(Task details) Copy all the entries below exactly, but not the pictures.

(Provided data)
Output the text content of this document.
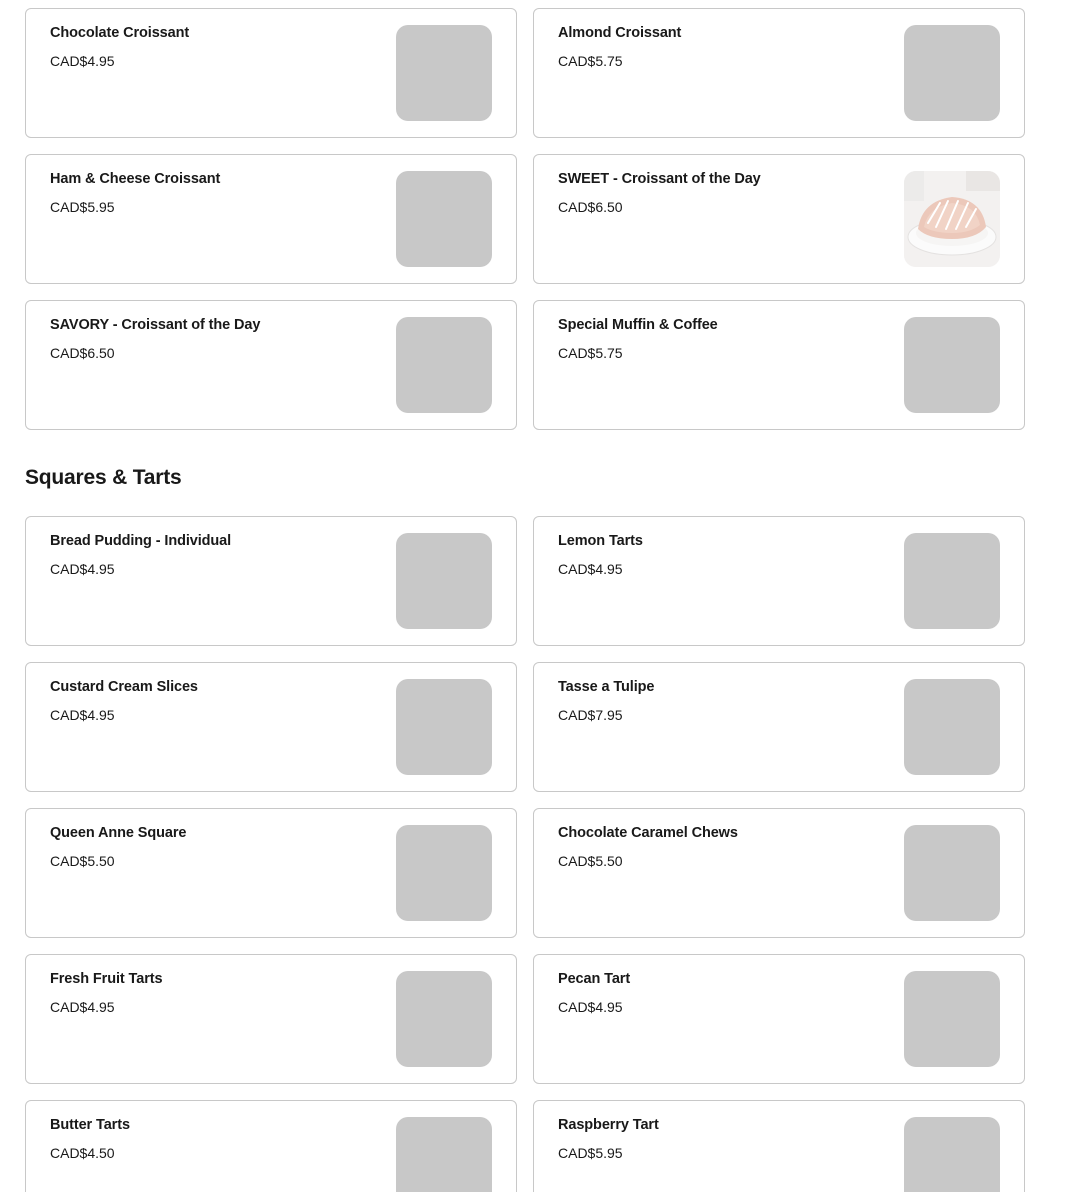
Chocolate Croissant
CAD$4.95
Almond Croissant
CAD$5.75
Ham & Cheese Croissant
CAD$5.95
SWEET - Croissant of the Day
CAD$6.50
SAVORY - Croissant of the Day
CAD$6.50
Special Muffin & Coffee
CAD$5.75
Squares & Tarts
Bread Pudding - Individual
CAD$4.95
Lemon Tarts
CAD$4.95
Custard Cream Slices
CAD$4.95
Tasse a Tulipe
CAD$7.95
Queen Anne Square
CAD$5.50
Chocolate Caramel Chews
CAD$5.50
Fresh Fruit Tarts
CAD$4.95
Pecan Tart
CAD$4.95
Butter Tarts
CAD$4.50
Raspberry Tart
CAD$5.95
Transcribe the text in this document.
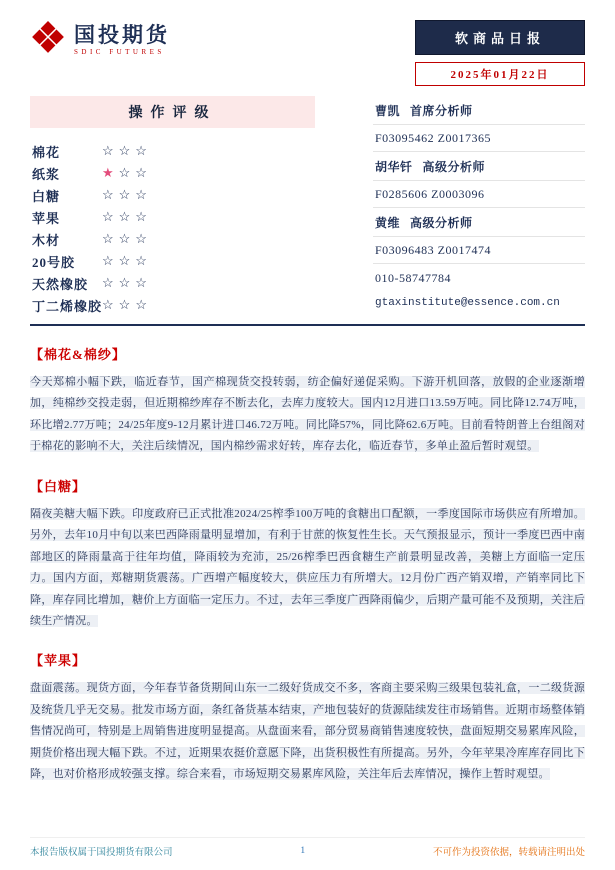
国投期货
SDIC FUTURES
软商品日报
2025年01月22日
操作评级
棉花	☆☆☆
纸浆	★☆☆
白糖	☆☆☆
苹果	☆☆☆
木材	☆☆☆
20号胶	☆☆☆
天然橡胶	☆☆☆
丁二烯橡胶 ☆☆☆
曹凯 首席分析师
F03095462 Z0017365
胡华钎 高级分析师
F0285606 Z0003096
黄维 高级分析师
F03096483 Z0017474
010-58747784
gtaxinstitute@essence.com.cn
【棉花&棉纱】

今天郑棉小幅下跌，临近春节，国产棉现货交投转弱，纺企偏好递促采购。下游开机回落，放假的企业逐渐增加，纯棉纱交投走弱，但近期棉纱库存不断去化，去库力度较大。国内12月进口13.59万吨。同比降12.74万吨，环比增2.77万吨；24/25年度9-12月累计进口46.72万吨。同比降57%，同比降62.6万吨。目前看特朗普上台组阁对于棉花的影响不大，关注后续情况，国内棉纱需求好转，库存去化，临近春节，多单止盈后暂时观望。

【白糖】

隔夜美糖大幅下跌。印度政府已正式批准2024/25榨季100万吨的食糖出口配额，一季度国际市场供应有所增加。另外，去年10月中旬以来巴西降雨量明显增加，有利于甘蔗的恢复性生长。天气预报显示，预计一季度巴西中南部地区的降雨量高于往年均值，降雨较为充沛，25/26榨季巴西食糖生产前景明显改善，美糖上方面临一定压力。国内方面，郑糖期货震荡。广西增产幅度较大，供应压力有所增大。12月份广西产销双增，产销率同比下降，库存同比增加，糖价上方面临一定压力。不过，去年三季度广西降雨偏少，后期产量可能不及预期，关注后续生产情况。

【苹果】

盘面震荡。现货方面，今年春节备货期间山东一二级好货成交不多，客商主要采购三级果包装礼盒，一二级货源及统货几乎无交易。批发市场方面，条红备货基本结束，产地包装好的货源陆续发往市场销售。近期市场整体销售情况尚可，特别是上周销售进度明显提高。从盘面来看，部分贸易商销售速度较快，盘面短期交易累库风险，期货价格出现大幅下跌。不过，近期果农挺价意愿下降，出货积极性有所提高。另外，今年苹果冷库库存同比下降，也对价格形成较强支撑。综合来看，市场短期交易累库风险，关注年后去库情况，操作上暂时观望。

本报告版权属于国投期货有限公司	1	不可作为投资依据，转载请注明出处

(Complete output)
Output the text content of this document.
Chocolate Croissant
CAD$4.95
Almond Croissant
CAD$5.75
Ham & Cheese Croissant
CAD$5.95
SWEET - Croissant of the Day
CAD$6.50
SAVORY - Croissant of the Day
CAD$6.50
Special Muffin & Coffee
CAD$5.75
Squares & Tarts
Bread Pudding - Individual
CAD$4.95
Lemon Tarts
CAD$4.95
Custard Cream Slices
CAD$4.95
Tasse a Tulipe
CAD$7.95
Queen Anne Square
CAD$5.50
Chocolate Caramel Chews
CAD$5.50
Fresh Fruit Tarts
CAD$4.95
Pecan Tart
CAD$4.95
Butter Tarts
CAD$4.50
Raspberry Tart
CAD$5.95
Transcribe the text in this document.
国投期货
SDIC FUTURES
软商品日报
2025年01月22日
操作评级
棉花	☆☆☆
纸浆	★☆☆
白糖	☆☆☆
苹果	☆☆☆
木材	☆☆☆
20号胶	☆☆☆
天然橡胶	☆☆☆
丁二烯橡胶 ☆☆☆
曹凯 首席分析师
F03095462 Z0017365
胡华钎 高级分析师
F0285606 Z0003096
黄维 高级分析师
F03096483 Z0017474
010-58747784
gtaxinstitute@essence.com.cn
【棉花&棉纱】

今天郑棉小幅下跌，临近春节，国产棉现货交投转弱，纺企偏好递促采购。下游开机回落，放假的企业逐渐增加，纯棉纱交投走弱，但近期棉纱库存不断去化，去库力度较大。国内12月进口13.59万吨。同比降12.74万吨，环比增2.77万吨；24/25年度9-12月累计进口46.72万吨。同比降57%，同比降62.6万吨。目前看特朗普上台组阁对于棉花的影响不大，关注后续情况，国内棉纱需求好转，库存去化，临近春节，多单止盈后暂时观望。

【白糖】

隔夜美糖大幅下跌。印度政府已正式批准2024/25榨季100万吨的食糖出口配额，一季度国际市场供应有所增加。另外，去年10月中旬以来巴西降雨量明显增加，有利于甘蔗的恢复性生长。天气预报显示，预计一季度巴西中南部地区的降雨量高于往年均值，降雨较为充沛，25/26榨季巴西食糖生产前景明显改善，美糖上方面临一定压力。国内方面，郑糖期货震荡。广西增产幅度较大，供应压力有所增大。12月份广西产销双增，产销率同比下降，库存同比增加，糖价上方面临一定压力。不过，去年三季度广西降雨偏少，后期产量可能不及预期，关注后续生产情况。

【苹果】

盘面震荡。现货方面，今年春节备货期间山东一二级好货成交不多，客商主要采购三级果包装礼盒，一二级货源及统货几乎无交易。批发市场方面，条红备货基本结束，产地包装好的货源陆续发往市场销售。近期市场整体销售情况尚可，特别是上周销售进度明显提高。从盘面来看，部分贸易商销售速度较快，盘面短期交易累库风险，期货价格出现大幅下跌。不过，近期果农挺价意愿下降，出货积极性有所提高。另外，今年苹果冷库库存同比下降，也对价格形成较强支撑。综合来看，市场短期交易累库风险，关注年后去库情况，操作上暂时观望。

本报告版权属于国投期货有限公司	1	不可作为投资依据，转载请注明出处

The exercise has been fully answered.